> **Problem to solve**
Pull out every line below containing the word "Index".

____ Material to process

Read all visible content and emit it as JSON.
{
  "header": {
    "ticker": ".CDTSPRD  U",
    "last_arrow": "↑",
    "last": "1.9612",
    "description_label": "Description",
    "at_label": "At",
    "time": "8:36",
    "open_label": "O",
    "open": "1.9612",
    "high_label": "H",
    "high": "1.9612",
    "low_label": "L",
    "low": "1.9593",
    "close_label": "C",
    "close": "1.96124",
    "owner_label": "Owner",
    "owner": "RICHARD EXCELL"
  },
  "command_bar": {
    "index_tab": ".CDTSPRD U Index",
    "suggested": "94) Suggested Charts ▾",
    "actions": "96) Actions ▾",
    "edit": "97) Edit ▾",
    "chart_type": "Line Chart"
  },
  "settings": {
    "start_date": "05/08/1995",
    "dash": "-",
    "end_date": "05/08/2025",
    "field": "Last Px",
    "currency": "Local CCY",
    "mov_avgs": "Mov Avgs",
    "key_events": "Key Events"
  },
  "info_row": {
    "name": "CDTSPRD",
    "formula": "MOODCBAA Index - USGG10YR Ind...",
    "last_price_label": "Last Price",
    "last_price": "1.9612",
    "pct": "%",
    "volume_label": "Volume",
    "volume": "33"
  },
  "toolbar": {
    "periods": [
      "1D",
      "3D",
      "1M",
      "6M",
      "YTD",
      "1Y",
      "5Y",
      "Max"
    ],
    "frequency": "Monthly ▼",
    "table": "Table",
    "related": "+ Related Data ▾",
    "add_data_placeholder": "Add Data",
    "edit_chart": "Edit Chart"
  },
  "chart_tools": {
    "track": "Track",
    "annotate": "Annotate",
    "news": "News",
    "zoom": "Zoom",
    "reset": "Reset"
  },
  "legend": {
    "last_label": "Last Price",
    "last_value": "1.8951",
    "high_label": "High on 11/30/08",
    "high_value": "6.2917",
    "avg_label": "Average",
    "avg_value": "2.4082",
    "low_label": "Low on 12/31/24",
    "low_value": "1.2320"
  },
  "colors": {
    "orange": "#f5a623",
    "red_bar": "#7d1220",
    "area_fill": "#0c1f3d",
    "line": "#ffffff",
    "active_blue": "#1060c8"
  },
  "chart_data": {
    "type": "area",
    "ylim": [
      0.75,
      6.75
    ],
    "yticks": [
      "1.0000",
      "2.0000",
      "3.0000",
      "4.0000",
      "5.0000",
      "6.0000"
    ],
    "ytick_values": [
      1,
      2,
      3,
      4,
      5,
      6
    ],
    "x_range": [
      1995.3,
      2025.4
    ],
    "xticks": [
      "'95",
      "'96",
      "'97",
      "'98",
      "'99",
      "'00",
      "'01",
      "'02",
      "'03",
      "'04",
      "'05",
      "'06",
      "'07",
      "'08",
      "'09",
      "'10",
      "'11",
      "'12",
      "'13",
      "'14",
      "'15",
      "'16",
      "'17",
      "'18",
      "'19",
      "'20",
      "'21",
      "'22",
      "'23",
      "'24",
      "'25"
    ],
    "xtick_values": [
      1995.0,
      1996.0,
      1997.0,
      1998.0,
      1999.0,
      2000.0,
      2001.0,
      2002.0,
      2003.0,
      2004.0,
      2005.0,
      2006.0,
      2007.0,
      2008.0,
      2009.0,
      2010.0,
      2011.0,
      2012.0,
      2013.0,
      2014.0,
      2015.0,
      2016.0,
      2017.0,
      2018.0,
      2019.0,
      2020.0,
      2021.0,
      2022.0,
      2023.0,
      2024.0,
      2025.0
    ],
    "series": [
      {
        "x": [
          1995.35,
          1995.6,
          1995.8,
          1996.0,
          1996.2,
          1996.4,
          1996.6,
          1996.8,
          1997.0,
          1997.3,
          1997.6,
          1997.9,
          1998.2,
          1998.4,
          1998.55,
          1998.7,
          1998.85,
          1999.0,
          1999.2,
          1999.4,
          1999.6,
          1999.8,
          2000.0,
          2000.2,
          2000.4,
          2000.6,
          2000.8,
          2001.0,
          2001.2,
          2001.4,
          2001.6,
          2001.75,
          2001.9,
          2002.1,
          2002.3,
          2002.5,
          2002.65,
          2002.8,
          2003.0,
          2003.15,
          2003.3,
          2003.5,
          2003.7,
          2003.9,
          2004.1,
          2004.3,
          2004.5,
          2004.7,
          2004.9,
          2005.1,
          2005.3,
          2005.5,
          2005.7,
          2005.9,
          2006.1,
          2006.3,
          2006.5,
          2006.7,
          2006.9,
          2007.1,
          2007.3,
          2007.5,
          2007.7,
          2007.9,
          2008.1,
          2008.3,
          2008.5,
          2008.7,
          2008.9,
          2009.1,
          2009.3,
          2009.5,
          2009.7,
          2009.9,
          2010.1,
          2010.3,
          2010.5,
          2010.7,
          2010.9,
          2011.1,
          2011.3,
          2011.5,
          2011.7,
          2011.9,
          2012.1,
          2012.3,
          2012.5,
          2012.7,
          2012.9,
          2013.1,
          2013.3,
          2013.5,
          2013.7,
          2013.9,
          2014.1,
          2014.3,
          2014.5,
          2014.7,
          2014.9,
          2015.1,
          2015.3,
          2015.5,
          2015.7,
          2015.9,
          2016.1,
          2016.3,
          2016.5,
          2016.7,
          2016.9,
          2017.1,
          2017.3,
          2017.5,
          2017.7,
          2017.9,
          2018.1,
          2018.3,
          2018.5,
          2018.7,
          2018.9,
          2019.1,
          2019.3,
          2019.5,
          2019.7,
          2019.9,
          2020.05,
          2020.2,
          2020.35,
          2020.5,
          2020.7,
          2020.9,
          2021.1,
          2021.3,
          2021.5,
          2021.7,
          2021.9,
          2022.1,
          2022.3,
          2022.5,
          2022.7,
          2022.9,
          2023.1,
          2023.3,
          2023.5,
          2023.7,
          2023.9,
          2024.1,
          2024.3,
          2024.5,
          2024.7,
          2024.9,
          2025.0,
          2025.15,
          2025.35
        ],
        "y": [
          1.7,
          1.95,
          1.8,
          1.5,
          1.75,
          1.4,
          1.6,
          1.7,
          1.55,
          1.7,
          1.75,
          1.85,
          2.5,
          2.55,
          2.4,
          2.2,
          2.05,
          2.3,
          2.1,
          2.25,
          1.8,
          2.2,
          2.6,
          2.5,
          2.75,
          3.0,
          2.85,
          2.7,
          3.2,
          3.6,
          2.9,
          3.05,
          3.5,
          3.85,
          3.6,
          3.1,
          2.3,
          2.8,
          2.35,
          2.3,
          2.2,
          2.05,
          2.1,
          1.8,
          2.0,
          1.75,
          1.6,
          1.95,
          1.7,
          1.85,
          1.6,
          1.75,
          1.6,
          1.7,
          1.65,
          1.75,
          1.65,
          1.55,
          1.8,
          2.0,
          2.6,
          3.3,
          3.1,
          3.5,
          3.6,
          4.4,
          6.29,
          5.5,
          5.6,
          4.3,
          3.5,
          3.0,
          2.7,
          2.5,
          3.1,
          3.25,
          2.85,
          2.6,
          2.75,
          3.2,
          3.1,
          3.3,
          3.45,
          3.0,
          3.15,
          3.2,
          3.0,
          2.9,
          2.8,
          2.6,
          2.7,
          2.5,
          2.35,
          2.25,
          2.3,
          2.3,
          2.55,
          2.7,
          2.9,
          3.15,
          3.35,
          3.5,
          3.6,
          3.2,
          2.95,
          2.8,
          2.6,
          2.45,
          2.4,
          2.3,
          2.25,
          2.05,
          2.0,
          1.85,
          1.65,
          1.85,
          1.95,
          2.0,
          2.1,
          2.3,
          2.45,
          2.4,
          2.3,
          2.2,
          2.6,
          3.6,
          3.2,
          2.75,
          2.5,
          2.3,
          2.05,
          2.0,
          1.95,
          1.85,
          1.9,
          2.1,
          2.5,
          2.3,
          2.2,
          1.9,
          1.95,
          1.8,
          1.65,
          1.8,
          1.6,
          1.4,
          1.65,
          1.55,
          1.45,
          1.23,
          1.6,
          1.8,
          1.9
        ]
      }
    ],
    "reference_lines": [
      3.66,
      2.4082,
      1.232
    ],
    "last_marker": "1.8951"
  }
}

________

> **Output for this task**
    "index_tab": ".CDTSPRD U Index",
    "formula": "MOODCBAA Index - USGG10YR Ind...",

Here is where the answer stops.